All entries should be output exactly as they stand.

[Dataset entries on figures]
■ ■ ■ ■ ■

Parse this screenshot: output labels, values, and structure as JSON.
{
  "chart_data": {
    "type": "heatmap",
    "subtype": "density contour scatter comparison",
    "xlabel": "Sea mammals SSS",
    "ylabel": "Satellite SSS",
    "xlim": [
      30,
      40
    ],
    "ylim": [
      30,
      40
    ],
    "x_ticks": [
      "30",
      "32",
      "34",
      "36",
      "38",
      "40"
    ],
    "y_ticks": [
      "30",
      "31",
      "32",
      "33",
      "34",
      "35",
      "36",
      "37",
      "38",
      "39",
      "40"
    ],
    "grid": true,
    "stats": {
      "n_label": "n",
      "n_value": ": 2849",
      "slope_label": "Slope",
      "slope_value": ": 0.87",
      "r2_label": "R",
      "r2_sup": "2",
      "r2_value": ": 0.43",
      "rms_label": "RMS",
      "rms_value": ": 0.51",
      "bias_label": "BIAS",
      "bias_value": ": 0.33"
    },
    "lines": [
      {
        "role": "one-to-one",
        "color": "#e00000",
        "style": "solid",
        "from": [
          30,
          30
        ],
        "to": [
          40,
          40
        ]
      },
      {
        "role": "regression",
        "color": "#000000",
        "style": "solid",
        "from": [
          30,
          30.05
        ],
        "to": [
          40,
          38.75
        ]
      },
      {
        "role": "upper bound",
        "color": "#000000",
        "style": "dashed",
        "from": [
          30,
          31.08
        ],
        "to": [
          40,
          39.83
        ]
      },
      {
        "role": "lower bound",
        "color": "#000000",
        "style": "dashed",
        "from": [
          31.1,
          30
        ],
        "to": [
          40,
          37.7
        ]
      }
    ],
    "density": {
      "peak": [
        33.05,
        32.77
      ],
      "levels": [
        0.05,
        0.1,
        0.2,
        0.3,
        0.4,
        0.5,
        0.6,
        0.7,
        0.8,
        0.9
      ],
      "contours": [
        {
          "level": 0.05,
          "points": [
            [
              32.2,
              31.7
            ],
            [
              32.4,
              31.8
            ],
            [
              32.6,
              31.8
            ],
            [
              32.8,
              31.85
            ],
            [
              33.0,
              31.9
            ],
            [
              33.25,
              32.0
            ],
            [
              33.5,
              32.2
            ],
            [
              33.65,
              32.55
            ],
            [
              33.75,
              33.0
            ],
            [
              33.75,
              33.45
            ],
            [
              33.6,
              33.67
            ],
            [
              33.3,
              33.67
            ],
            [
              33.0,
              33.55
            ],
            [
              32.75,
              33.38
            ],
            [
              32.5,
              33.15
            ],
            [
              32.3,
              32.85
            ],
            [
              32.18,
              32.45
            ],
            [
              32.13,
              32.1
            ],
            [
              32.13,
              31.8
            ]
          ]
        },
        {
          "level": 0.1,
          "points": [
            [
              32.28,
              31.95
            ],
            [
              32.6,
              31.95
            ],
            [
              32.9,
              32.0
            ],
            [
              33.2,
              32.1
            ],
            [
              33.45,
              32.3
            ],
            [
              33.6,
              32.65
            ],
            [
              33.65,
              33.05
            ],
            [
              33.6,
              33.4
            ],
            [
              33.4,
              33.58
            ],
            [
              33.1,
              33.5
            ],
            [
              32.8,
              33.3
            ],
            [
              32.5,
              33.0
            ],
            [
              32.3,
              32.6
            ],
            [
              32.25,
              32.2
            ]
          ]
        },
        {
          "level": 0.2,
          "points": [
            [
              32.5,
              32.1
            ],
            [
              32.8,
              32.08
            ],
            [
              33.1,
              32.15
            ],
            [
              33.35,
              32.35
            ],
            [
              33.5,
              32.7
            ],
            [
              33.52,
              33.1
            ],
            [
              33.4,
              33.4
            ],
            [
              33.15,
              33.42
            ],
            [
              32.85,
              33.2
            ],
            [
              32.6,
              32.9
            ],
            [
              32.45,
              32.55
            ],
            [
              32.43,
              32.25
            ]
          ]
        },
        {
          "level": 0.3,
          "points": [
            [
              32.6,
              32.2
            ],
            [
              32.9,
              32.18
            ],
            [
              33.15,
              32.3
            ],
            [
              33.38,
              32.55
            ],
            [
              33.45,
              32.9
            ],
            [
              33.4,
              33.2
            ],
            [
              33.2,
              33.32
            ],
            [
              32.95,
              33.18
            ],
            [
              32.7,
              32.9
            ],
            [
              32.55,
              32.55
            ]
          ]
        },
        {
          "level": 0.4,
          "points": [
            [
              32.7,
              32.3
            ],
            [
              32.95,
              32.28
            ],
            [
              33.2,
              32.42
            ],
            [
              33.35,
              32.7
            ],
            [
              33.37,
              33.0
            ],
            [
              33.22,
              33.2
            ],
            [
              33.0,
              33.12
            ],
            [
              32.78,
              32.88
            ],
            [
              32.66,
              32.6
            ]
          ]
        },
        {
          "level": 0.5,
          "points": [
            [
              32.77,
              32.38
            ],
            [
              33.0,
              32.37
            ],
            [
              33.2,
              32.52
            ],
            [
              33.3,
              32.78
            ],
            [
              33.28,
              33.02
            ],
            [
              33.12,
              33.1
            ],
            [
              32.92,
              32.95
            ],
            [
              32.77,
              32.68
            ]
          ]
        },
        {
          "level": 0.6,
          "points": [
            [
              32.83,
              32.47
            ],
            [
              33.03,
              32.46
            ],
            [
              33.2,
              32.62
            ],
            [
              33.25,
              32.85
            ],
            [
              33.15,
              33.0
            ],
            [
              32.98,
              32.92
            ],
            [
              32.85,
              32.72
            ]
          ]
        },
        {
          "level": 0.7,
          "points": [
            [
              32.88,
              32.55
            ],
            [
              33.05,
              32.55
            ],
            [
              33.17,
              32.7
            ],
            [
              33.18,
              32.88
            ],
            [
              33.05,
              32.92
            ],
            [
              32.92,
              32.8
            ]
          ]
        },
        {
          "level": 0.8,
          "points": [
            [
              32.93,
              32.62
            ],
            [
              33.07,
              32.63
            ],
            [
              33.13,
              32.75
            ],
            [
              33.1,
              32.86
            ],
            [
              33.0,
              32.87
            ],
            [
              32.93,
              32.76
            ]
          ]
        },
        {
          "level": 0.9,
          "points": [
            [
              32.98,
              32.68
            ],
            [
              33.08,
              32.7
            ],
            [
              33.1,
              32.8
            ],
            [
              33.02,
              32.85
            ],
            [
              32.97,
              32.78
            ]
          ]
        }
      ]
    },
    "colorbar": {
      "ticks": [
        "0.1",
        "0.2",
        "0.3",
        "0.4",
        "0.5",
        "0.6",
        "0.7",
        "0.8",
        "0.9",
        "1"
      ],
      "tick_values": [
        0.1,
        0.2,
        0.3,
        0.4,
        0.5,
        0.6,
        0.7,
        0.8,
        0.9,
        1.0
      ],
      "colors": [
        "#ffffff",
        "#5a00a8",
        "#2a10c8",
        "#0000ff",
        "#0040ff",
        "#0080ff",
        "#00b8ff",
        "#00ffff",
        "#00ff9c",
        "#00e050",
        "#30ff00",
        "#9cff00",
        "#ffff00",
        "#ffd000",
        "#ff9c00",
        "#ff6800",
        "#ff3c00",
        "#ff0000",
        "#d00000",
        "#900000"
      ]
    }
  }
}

■ ■ ■ ■ ■

- Solution to the problem:
Parse this screenshot: output labels, values, and structure as JSON.
{
  "chart_data": {
    "type": "heatmap",
    "subtype": "density contour scatter comparison",
    "xlabel": "Sea mammals SSS",
    "ylabel": "Satellite SSS",
    "xlim": [
      30,
      40
    ],
    "ylim": [
      30,
      40
    ],
    "x_ticks": [
      "30",
      "32",
      "34",
      "36",
      "38",
      "40"
    ],
    "y_ticks": [
      "30",
      "31",
      "32",
      "33",
      "34",
      "35",
      "36",
      "37",
      "38",
      "39",
      "40"
    ],
    "grid": true,
    "stats": {
      "n_label": "n",
      "n_value": ": 2849",
      "slope_label": "Slope",
      "slope_value": ": 0.87",
      "r2_label": "R",
      "r2_sup": "2",
      "r2_value": ": 0.43",
      "rms_label": "RMS",
      "rms_value": ": 0.51",
      "bias_label": "BIAS",
      "bias_value": ": 0.33"
    },
    "lines": [
      {
        "role": "one-to-one",
        "color": "#e00000",
        "style": "solid",
        "from": [
          30,
          30
        ],
        "to": [
          40,
          40
        ]
      },
      {
        "role": "regression",
        "color": "#000000",
        "style": "solid",
        "from": [
          30,
          30.05
        ],
        "to": [
          40,
          38.75
        ]
      },
      {
        "role": "upper bound",
        "color": "#000000",
        "style": "dashed",
        "from": [
          30,
          31.08
        ],
        "to": [
          40,
          39.83
        ]
      },
      {
        "role": "lower bound",
        "color": "#000000",
        "style": "dashed",
        "from": [
          31.1,
          30
        ],
        "to": [
          40,
          37.7
        ]
      }
    ],
    "density": {
      "peak": [
        33.05,
        32.77
      ],
      "levels": [
        0.05,
        0.1,
        0.2,
        0.3,
        0.4,
        0.5,
        0.6,
        0.7,
        0.8,
        0.9
      ],
      "contours": [
        {
          "level": 0.05,
          "points": [
            [
              32.2,
              31.7
            ],
            [
              32.4,
              31.8
            ],
            [
              32.6,
              31.8
            ],
            [
              32.8,
              31.85
            ],
            [
              33.0,
              31.9
            ],
            [
              33.25,
              32.0
            ],
            [
              33.5,
              32.2
            ],
            [
              33.65,
              32.55
            ],
            [
              33.75,
              33.0
            ],
            [
              33.75,
              33.45
            ],
            [
              33.6,
              33.67
            ],
            [
              33.3,
              33.67
            ],
            [
              33.0,
              33.55
            ],
            [
              32.75,
              33.38
            ],
            [
              32.5,
              33.15
            ],
            [
              32.3,
              32.85
            ],
            [
              32.18,
              32.45
            ],
            [
              32.13,
              32.1
            ],
            [
              32.13,
              31.8
            ]
          ]
        },
        {
          "level": 0.1,
          "points": [
            [
              32.28,
              31.95
            ],
            [
              32.6,
              31.95
            ],
            [
              32.9,
              32.0
            ],
            [
              33.2,
              32.1
            ],
            [
              33.45,
              32.3
            ],
            [
              33.6,
              32.65
            ],
            [
              33.65,
              33.05
            ],
            [
              33.6,
              33.4
            ],
            [
              33.4,
              33.58
            ],
            [
              33.1,
              33.5
            ],
            [
              32.8,
              33.3
            ],
            [
              32.5,
              33.0
            ],
            [
              32.3,
              32.6
            ],
            [
              32.25,
              32.2
            ]
          ]
        },
        {
          "level": 0.2,
          "points": [
            [
              32.5,
              32.1
            ],
            [
              32.8,
              32.08
            ],
            [
              33.1,
              32.15
            ],
            [
              33.35,
              32.35
            ],
            [
              33.5,
              32.7
            ],
            [
              33.52,
              33.1
            ],
            [
              33.4,
              33.4
            ],
            [
              33.15,
              33.42
            ],
            [
              32.85,
              33.2
            ],
            [
              32.6,
              32.9
            ],
            [
              32.45,
              32.55
            ],
            [
              32.43,
              32.25
            ]
          ]
        },
        {
          "level": 0.3,
          "points": [
            [
              32.6,
              32.2
            ],
            [
              32.9,
              32.18
            ],
            [
              33.15,
              32.3
            ],
            [
              33.38,
              32.55
            ],
            [
              33.45,
              32.9
            ],
            [
              33.4,
              33.2
            ],
            [
              33.2,
              33.32
            ],
            [
              32.95,
              33.18
            ],
            [
              32.7,
              32.9
            ],
            [
              32.55,
              32.55
            ]
          ]
        },
        {
          "level": 0.4,
          "points": [
            [
              32.7,
              32.3
            ],
            [
              32.95,
              32.28
            ],
            [
              33.2,
              32.42
            ],
            [
              33.35,
              32.7
            ],
            [
              33.37,
              33.0
            ],
            [
              33.22,
              33.2
            ],
            [
              33.0,
              33.12
            ],
            [
              32.78,
              32.88
            ],
            [
              32.66,
              32.6
            ]
          ]
        },
        {
          "level": 0.5,
          "points": [
            [
              32.77,
              32.38
            ],
            [
              33.0,
              32.37
            ],
            [
              33.2,
              32.52
            ],
            [
              33.3,
              32.78
            ],
            [
              33.28,
              33.02
            ],
            [
              33.12,
              33.1
            ],
            [
              32.92,
              32.95
            ],
            [
              32.77,
              32.68
            ]
          ]
        },
        {
          "level": 0.6,
          "points": [
            [
              32.83,
              32.47
            ],
            [
              33.03,
              32.46
            ],
            [
              33.2,
              32.62
            ],
            [
              33.25,
              32.85
            ],
            [
              33.15,
              33.0
            ],
            [
              32.98,
              32.92
            ],
            [
              32.85,
              32.72
            ]
          ]
        },
        {
          "level": 0.7,
          "points": [
            [
              32.88,
              32.55
            ],
            [
              33.05,
              32.55
            ],
            [
              33.17,
              32.7
            ],
            [
              33.18,
              32.88
            ],
            [
              33.05,
              32.92
            ],
            [
              32.92,
              32.8
            ]
          ]
        },
        {
          "level": 0.8,
          "points": [
            [
              32.93,
              32.62
            ],
            [
              33.07,
              32.63
            ],
            [
              33.13,
              32.75
            ],
            [
              33.1,
              32.86
            ],
            [
              33.0,
              32.87
            ],
            [
              32.93,
              32.76
            ]
          ]
        },
        {
          "level": 0.9,
          "points": [
            [
              32.98,
              32.68
            ],
            [
              33.08,
              32.7
            ],
            [
              33.1,
              32.8
            ],
            [
              33.02,
              32.85
            ],
            [
              32.97,
              32.78
            ]
          ]
        }
      ]
    },
    "colorbar": {
      "ticks": [
        "0.1",
        "0.2",
        "0.3",
        "0.4",
        "0.5",
        "0.6",
        "0.7",
        "0.8",
        "0.9",
        "1"
      ],
      "tick_values": [
        0.1,
        0.2,
        0.3,
        0.4,
        0.5,
        0.6,
        0.7,
        0.8,
        0.9,
        1.0
      ],
      "colors": [
        "#ffffff",
        "#5a00a8",
        "#2a10c8",
        "#0000ff",
        "#0040ff",
        "#0080ff",
        "#00b8ff",
        "#00ffff",
        "#00ff9c",
        "#00e050",
        "#30ff00",
        "#9cff00",
        "#ffff00",
        "#ffd000",
        "#ff9c00",
        "#ff6800",
        "#ff3c00",
        "#ff0000",
        "#d00000",
        "#900000"
      ]
    }
  }
}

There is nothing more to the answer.